--- Begin Supplied information ---
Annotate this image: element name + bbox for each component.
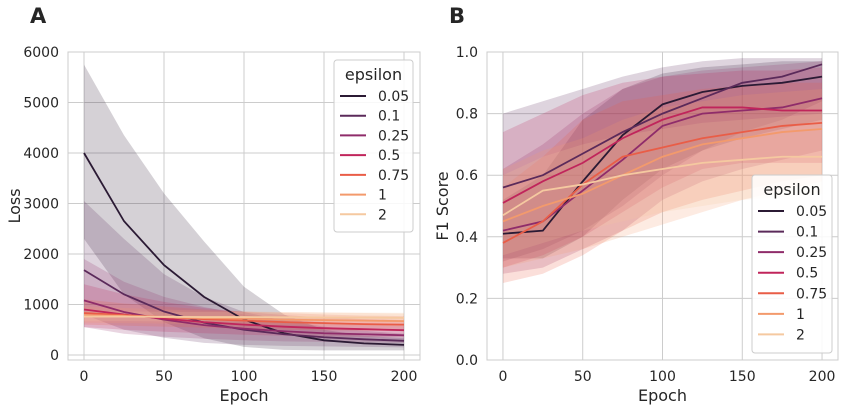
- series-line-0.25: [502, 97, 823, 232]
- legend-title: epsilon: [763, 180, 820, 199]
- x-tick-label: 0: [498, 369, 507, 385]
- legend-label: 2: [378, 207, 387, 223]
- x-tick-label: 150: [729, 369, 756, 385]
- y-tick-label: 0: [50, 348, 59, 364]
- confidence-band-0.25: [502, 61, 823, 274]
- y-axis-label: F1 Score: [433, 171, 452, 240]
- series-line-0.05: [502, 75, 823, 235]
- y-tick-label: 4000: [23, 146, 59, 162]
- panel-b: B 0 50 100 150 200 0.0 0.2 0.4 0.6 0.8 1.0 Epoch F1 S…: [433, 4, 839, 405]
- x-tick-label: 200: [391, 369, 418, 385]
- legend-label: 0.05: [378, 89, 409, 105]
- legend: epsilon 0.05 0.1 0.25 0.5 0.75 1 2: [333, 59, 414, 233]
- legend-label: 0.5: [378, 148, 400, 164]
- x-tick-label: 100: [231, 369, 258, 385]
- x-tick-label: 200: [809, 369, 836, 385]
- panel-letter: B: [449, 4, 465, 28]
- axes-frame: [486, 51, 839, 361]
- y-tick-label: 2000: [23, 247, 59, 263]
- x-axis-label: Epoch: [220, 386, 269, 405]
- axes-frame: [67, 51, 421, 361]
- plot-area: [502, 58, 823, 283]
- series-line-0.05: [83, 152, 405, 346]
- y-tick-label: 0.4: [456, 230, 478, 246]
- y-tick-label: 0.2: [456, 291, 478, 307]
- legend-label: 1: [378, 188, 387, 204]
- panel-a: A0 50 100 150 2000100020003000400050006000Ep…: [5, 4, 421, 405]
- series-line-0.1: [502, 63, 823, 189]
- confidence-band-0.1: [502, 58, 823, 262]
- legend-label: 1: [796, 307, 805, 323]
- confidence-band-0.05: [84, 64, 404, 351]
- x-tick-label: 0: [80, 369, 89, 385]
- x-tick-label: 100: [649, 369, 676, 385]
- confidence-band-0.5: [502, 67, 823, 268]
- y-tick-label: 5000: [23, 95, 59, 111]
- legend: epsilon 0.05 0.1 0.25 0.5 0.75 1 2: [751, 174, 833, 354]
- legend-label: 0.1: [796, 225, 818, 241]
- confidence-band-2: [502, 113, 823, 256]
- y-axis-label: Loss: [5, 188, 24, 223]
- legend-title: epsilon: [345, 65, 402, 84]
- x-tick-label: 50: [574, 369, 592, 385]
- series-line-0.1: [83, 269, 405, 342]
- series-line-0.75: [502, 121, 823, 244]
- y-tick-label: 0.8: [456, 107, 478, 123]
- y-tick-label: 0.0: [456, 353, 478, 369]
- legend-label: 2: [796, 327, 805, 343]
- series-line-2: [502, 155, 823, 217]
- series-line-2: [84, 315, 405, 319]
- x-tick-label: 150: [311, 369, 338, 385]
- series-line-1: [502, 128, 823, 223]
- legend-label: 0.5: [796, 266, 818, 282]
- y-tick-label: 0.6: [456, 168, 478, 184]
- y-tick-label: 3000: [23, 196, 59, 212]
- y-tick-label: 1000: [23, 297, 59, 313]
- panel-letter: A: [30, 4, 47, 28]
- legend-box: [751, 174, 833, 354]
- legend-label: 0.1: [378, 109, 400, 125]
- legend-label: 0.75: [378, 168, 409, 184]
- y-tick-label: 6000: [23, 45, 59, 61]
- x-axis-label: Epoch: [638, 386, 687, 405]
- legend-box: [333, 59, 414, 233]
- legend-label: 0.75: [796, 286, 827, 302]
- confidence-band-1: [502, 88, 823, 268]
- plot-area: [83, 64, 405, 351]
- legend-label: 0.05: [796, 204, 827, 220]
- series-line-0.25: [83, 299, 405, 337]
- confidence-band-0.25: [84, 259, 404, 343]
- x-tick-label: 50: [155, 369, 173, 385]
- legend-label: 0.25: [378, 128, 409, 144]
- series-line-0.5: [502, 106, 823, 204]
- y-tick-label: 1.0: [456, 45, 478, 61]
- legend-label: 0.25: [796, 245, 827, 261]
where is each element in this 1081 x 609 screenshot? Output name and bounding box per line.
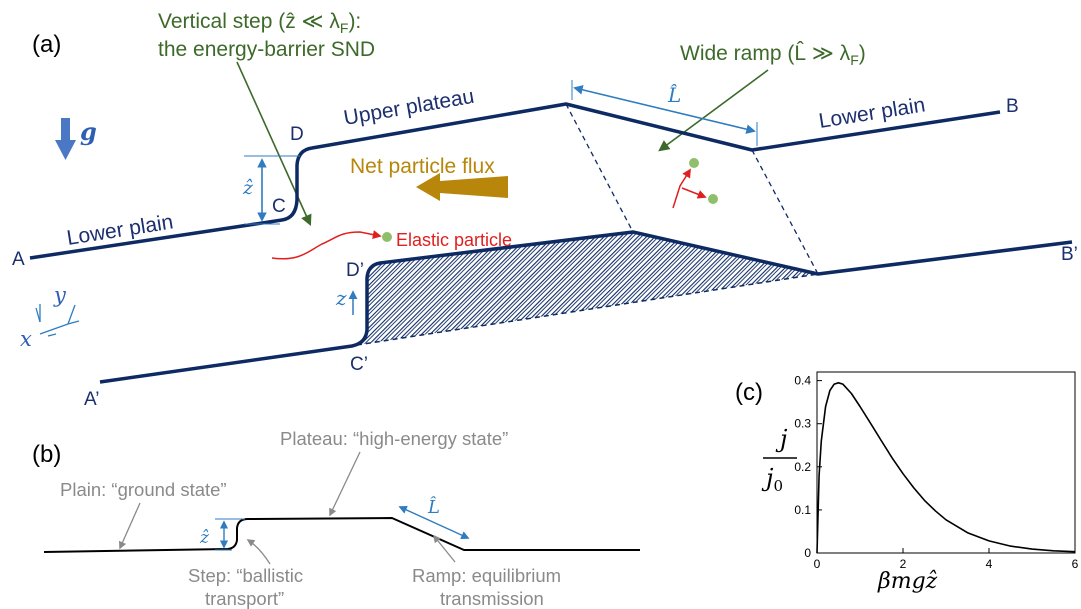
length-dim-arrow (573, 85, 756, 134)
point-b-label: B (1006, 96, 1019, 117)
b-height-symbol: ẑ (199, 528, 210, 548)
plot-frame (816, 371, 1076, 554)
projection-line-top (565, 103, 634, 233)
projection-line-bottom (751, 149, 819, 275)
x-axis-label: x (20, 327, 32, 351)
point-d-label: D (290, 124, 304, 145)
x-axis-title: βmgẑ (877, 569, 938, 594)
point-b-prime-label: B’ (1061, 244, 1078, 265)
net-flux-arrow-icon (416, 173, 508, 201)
--- End Supplied information ---
Print everything from the line containing "length-dim-arrow (573, 85, 756, 134)" down to the last line of the records above, with both ends included and each line reproduced exactly.

#### Correct response
length-dim-arrow (573, 85, 756, 134)
point-b-label: B (1006, 96, 1019, 117)
b-height-symbol: ẑ (199, 528, 210, 548)
plot-frame (816, 371, 1076, 554)
projection-line-top (565, 103, 634, 233)
projection-line-bottom (751, 149, 819, 275)
x-axis-label: x (20, 327, 32, 351)
point-d-label: D (290, 124, 304, 145)
x-axis-title: βmgẑ (877, 569, 938, 594)
point-b-prime-label: B’ (1061, 244, 1078, 265)
net-flux-arrow-icon (416, 173, 508, 201)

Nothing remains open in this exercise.